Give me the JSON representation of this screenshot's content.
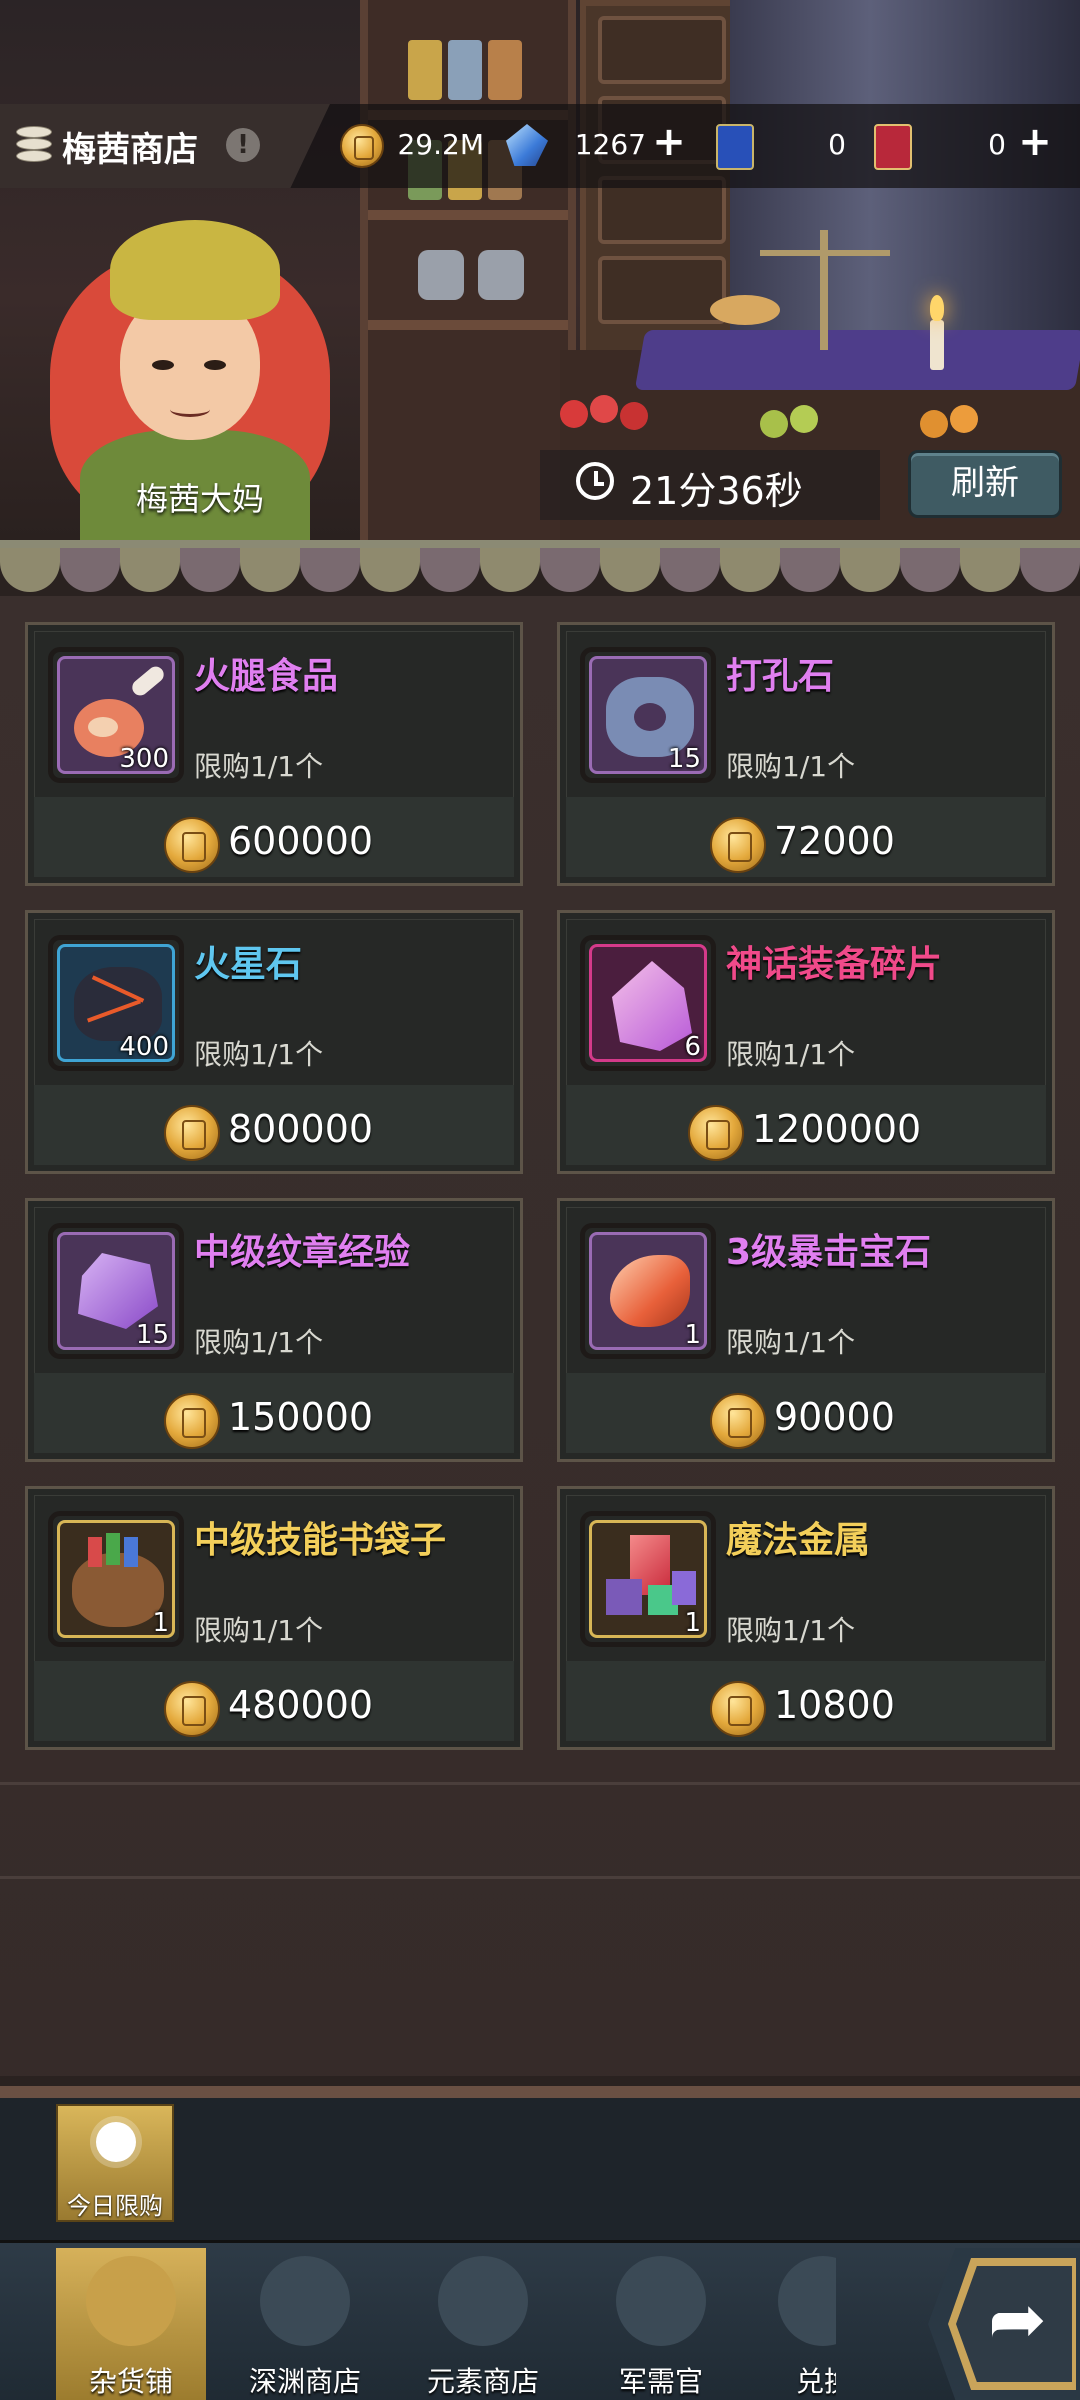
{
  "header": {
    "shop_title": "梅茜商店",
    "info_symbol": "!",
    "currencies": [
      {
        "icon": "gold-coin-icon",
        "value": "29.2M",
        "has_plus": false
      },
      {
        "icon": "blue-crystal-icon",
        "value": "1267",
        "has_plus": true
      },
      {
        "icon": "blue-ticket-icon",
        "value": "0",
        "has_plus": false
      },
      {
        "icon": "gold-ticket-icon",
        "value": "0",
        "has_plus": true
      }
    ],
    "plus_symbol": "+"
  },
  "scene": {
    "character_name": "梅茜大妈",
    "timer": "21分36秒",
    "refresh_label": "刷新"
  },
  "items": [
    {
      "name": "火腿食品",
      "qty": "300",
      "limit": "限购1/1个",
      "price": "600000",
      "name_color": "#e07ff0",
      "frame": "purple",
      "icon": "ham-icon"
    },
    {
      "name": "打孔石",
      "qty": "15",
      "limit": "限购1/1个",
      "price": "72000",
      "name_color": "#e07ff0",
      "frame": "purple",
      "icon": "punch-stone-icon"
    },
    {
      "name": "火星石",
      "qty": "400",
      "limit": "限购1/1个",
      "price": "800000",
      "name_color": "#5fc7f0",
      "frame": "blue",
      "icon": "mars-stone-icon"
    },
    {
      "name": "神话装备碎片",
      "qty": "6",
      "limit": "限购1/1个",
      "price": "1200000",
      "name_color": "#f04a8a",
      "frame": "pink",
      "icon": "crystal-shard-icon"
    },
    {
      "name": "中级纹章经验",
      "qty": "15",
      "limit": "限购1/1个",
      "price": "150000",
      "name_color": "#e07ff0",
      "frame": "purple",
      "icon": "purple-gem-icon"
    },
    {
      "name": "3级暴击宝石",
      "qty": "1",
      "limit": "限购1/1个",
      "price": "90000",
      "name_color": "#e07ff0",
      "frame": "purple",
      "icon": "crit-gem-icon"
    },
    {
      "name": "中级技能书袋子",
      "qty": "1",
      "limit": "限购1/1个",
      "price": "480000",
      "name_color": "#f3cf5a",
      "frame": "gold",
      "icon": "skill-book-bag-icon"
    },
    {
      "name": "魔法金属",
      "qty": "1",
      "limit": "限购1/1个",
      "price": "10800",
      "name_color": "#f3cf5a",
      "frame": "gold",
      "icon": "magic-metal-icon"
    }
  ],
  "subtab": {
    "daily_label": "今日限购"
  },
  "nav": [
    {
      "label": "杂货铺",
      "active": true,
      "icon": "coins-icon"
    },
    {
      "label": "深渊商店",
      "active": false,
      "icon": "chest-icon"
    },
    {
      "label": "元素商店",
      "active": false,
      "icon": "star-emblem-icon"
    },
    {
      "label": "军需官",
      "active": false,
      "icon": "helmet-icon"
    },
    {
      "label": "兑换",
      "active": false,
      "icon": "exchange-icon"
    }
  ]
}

**Do this**
Without including any picture, repeat the data exactly.

**The response**
Give me the JSON representation of this screenshot's content.
{
  "header": {
    "shop_title": "梅茜商店",
    "info_symbol": "!",
    "currencies": [
      {
        "icon": "gold-coin-icon",
        "value": "29.2M",
        "has_plus": false
      },
      {
        "icon": "blue-crystal-icon",
        "value": "1267",
        "has_plus": true
      },
      {
        "icon": "blue-ticket-icon",
        "value": "0",
        "has_plus": false
      },
      {
        "icon": "gold-ticket-icon",
        "value": "0",
        "has_plus": true
      }
    ],
    "plus_symbol": "+"
  },
  "scene": {
    "character_name": "梅茜大妈",
    "timer": "21分36秒",
    "refresh_label": "刷新"
  },
  "items": [
    {
      "name": "火腿食品",
      "qty": "300",
      "limit": "限购1/1个",
      "price": "600000",
      "name_color": "#e07ff0",
      "frame": "purple",
      "icon": "ham-icon"
    },
    {
      "name": "打孔石",
      "qty": "15",
      "limit": "限购1/1个",
      "price": "72000",
      "name_color": "#e07ff0",
      "frame": "purple",
      "icon": "punch-stone-icon"
    },
    {
      "name": "火星石",
      "qty": "400",
      "limit": "限购1/1个",
      "price": "800000",
      "name_color": "#5fc7f0",
      "frame": "blue",
      "icon": "mars-stone-icon"
    },
    {
      "name": "神话装备碎片",
      "qty": "6",
      "limit": "限购1/1个",
      "price": "1200000",
      "name_color": "#f04a8a",
      "frame": "pink",
      "icon": "crystal-shard-icon"
    },
    {
      "name": "中级纹章经验",
      "qty": "15",
      "limit": "限购1/1个",
      "price": "150000",
      "name_color": "#e07ff0",
      "frame": "purple",
      "icon": "purple-gem-icon"
    },
    {
      "name": "3级暴击宝石",
      "qty": "1",
      "limit": "限购1/1个",
      "price": "90000",
      "name_color": "#e07ff0",
      "frame": "purple",
      "icon": "crit-gem-icon"
    },
    {
      "name": "中级技能书袋子",
      "qty": "1",
      "limit": "限购1/1个",
      "price": "480000",
      "name_color": "#f3cf5a",
      "frame": "gold",
      "icon": "skill-book-bag-icon"
    },
    {
      "name": "魔法金属",
      "qty": "1",
      "limit": "限购1/1个",
      "price": "10800",
      "name_color": "#f3cf5a",
      "frame": "gold",
      "icon": "magic-metal-icon"
    }
  ],
  "subtab": {
    "daily_label": "今日限购"
  },
  "nav": [
    {
      "label": "杂货铺",
      "active": true,
      "icon": "coins-icon"
    },
    {
      "label": "深渊商店",
      "active": false,
      "icon": "chest-icon"
    },
    {
      "label": "元素商店",
      "active": false,
      "icon": "star-emblem-icon"
    },
    {
      "label": "军需官",
      "active": false,
      "icon": "helmet-icon"
    },
    {
      "label": "兑换",
      "active": false,
      "icon": "exchange-icon"
    }
  ]
}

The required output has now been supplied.